■ Aim of the task: All lines in which the word "only" occurs are to be extracted.

■ Record set:
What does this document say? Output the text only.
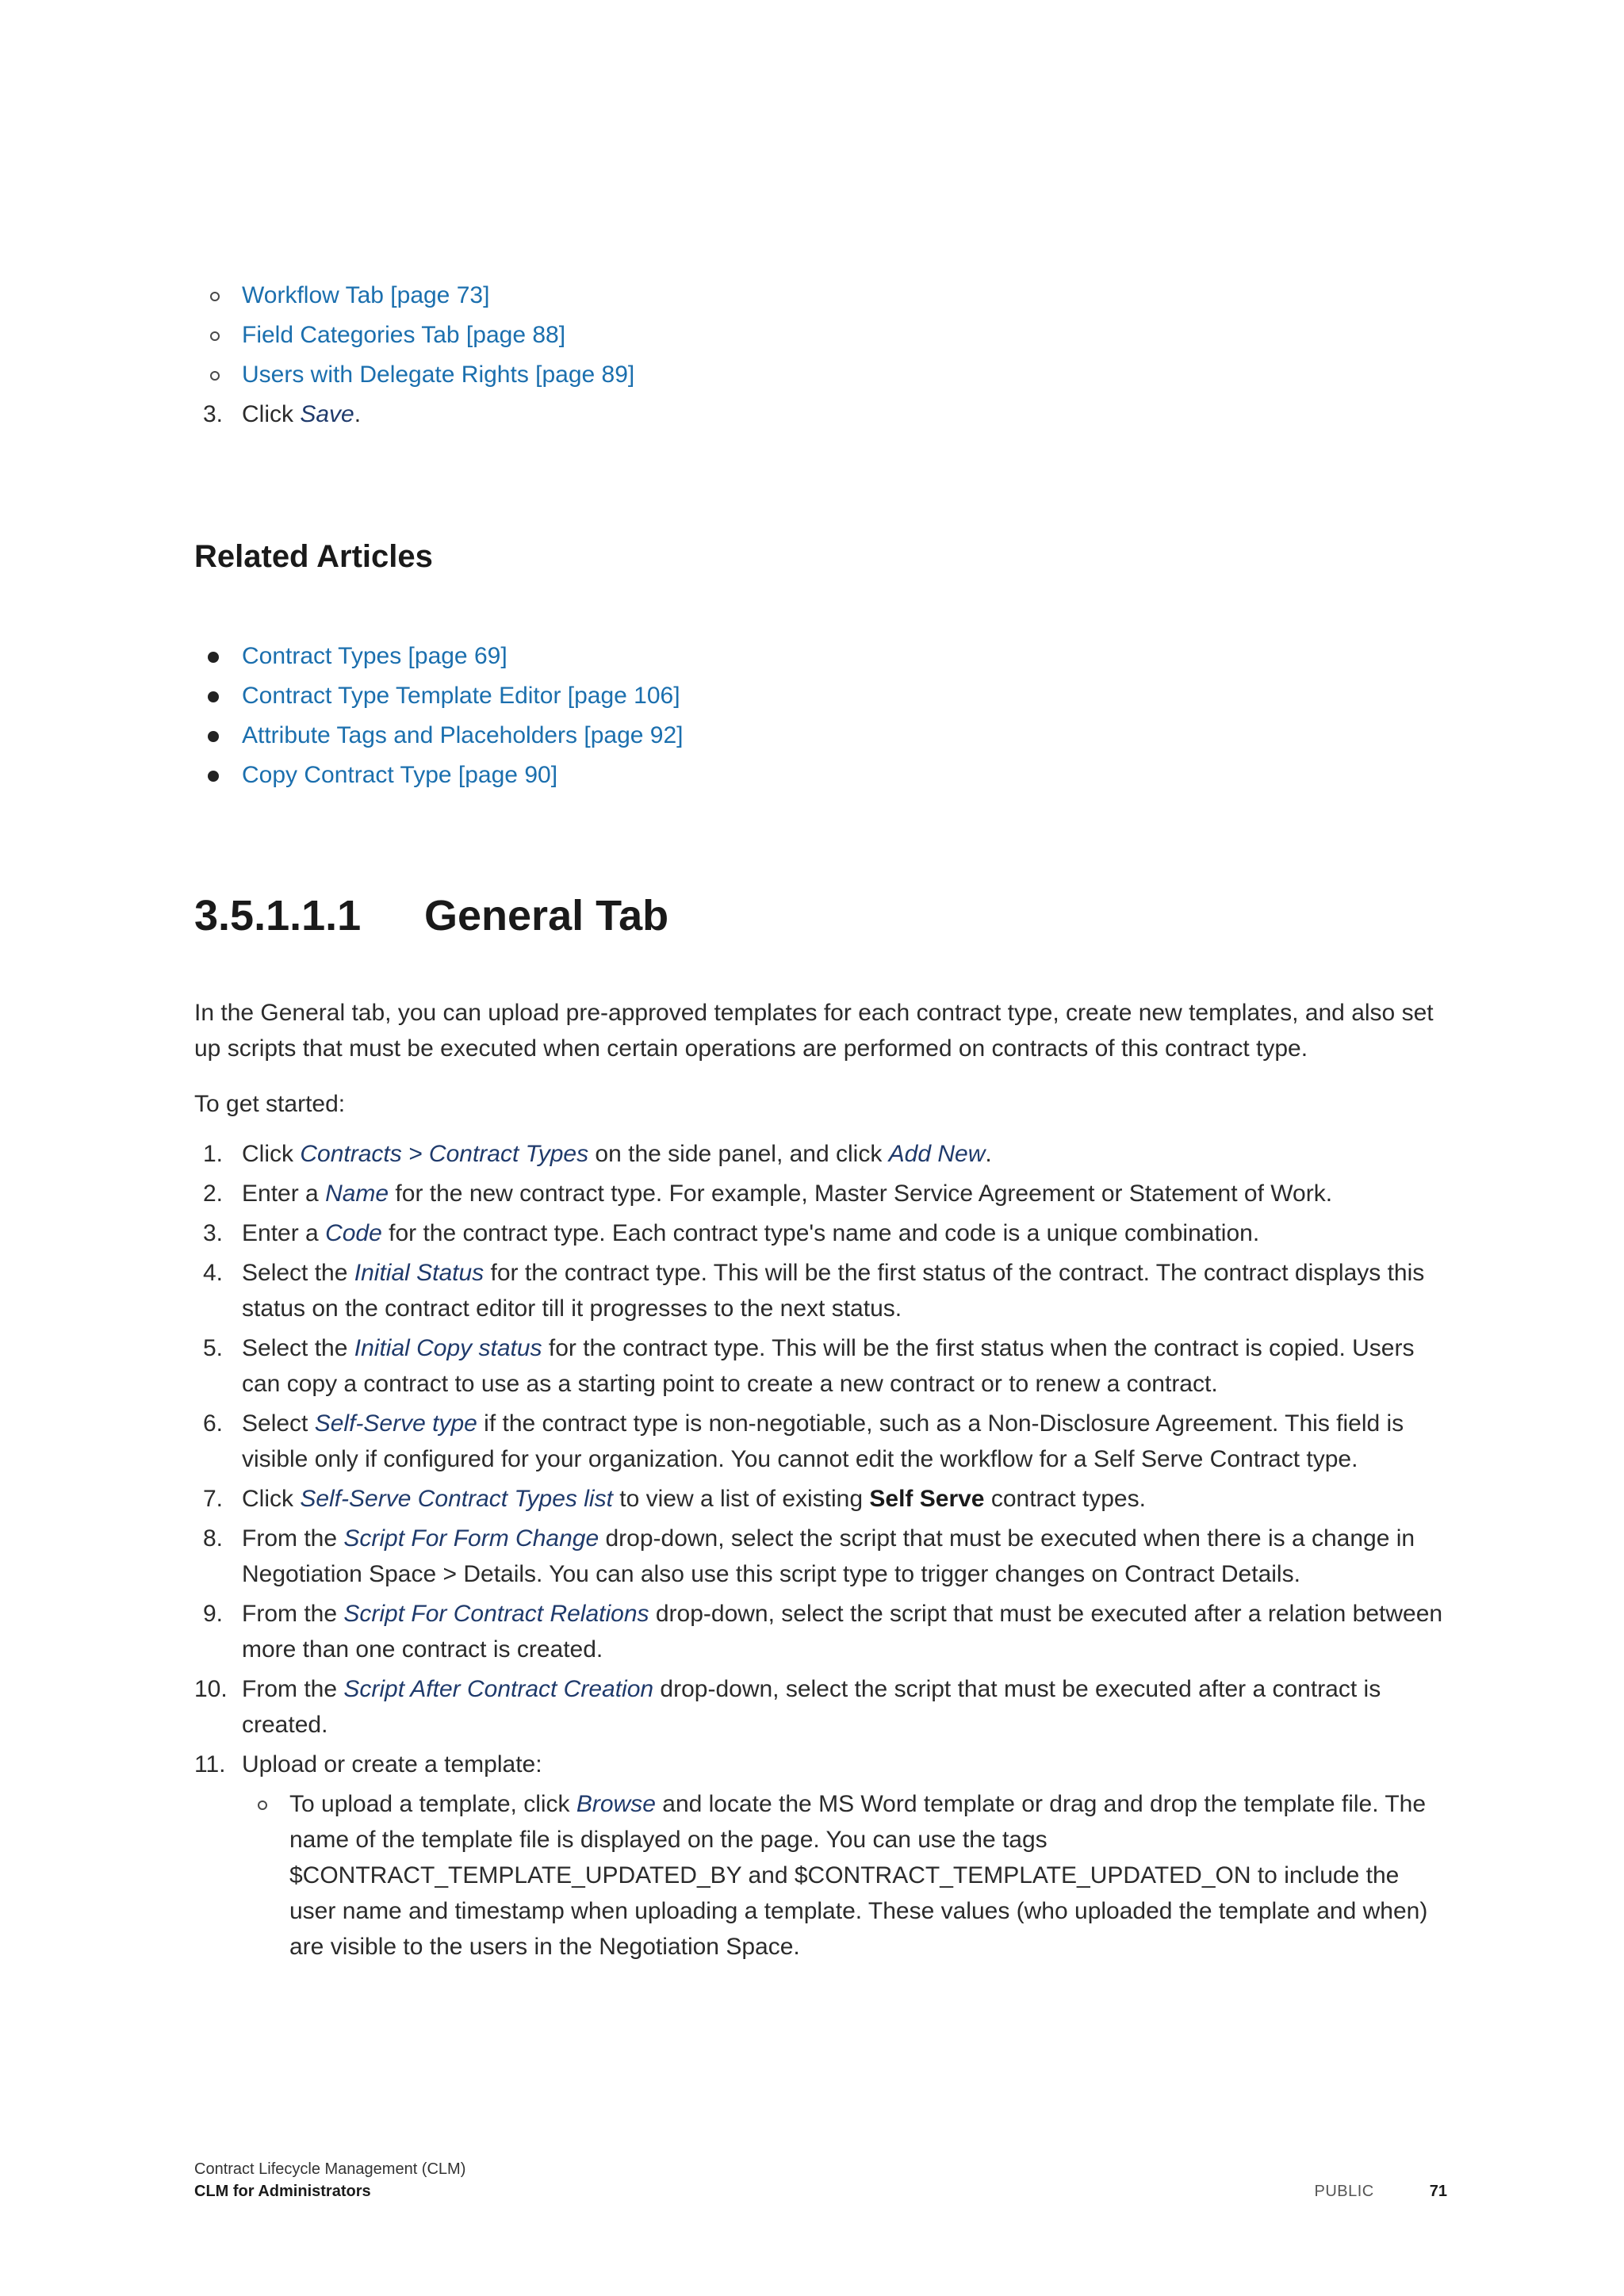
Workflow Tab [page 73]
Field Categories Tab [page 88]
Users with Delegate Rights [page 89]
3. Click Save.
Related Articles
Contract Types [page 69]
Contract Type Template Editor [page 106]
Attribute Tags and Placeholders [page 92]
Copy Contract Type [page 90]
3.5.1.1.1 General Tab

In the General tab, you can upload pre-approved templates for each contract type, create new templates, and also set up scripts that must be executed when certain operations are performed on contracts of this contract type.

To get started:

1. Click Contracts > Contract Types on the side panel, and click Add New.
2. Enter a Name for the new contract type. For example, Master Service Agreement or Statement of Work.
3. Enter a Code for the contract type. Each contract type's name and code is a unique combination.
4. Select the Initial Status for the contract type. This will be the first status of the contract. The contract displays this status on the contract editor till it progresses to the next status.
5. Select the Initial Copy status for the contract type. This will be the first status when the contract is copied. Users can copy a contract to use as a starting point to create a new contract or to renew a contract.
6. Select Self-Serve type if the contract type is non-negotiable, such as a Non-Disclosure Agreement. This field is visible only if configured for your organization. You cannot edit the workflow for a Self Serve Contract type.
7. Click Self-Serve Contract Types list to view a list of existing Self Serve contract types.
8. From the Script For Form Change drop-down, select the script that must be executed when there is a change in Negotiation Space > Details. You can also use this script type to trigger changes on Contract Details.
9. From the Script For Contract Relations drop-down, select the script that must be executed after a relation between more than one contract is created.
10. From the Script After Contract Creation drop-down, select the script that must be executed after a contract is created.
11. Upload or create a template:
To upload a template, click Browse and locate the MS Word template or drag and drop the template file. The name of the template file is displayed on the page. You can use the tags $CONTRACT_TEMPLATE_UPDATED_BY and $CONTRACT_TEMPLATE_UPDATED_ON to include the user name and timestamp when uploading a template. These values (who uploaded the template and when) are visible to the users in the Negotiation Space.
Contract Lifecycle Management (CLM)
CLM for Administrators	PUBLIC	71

--

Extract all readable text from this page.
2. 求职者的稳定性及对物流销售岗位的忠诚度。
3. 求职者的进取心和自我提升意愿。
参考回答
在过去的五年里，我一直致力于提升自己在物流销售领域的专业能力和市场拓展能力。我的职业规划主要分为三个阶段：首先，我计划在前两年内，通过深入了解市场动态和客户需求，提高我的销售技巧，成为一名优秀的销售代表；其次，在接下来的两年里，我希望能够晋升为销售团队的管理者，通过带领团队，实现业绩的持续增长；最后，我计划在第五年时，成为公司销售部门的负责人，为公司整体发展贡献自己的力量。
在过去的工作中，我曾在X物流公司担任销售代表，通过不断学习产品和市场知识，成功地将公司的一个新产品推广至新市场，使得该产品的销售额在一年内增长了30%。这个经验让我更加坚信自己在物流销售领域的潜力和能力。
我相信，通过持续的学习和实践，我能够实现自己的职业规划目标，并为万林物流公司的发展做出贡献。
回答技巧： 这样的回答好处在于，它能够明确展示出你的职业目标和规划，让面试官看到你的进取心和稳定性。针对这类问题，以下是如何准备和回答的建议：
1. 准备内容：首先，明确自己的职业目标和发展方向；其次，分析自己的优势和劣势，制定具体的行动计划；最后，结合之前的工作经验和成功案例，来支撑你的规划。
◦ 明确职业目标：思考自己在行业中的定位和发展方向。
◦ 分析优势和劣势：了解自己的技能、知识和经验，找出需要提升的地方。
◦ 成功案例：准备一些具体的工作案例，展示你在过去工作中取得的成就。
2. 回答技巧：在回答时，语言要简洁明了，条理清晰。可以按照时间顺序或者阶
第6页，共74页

■ Exercise output:
What does this document say? Output the text only.
6. Select Self-Serve type if the contract type is non-negotiable, such as a Non-Disclosure Agreement. This field is visible only if configured for your organization. You cannot edit the workflow for a Self Serve Contract type.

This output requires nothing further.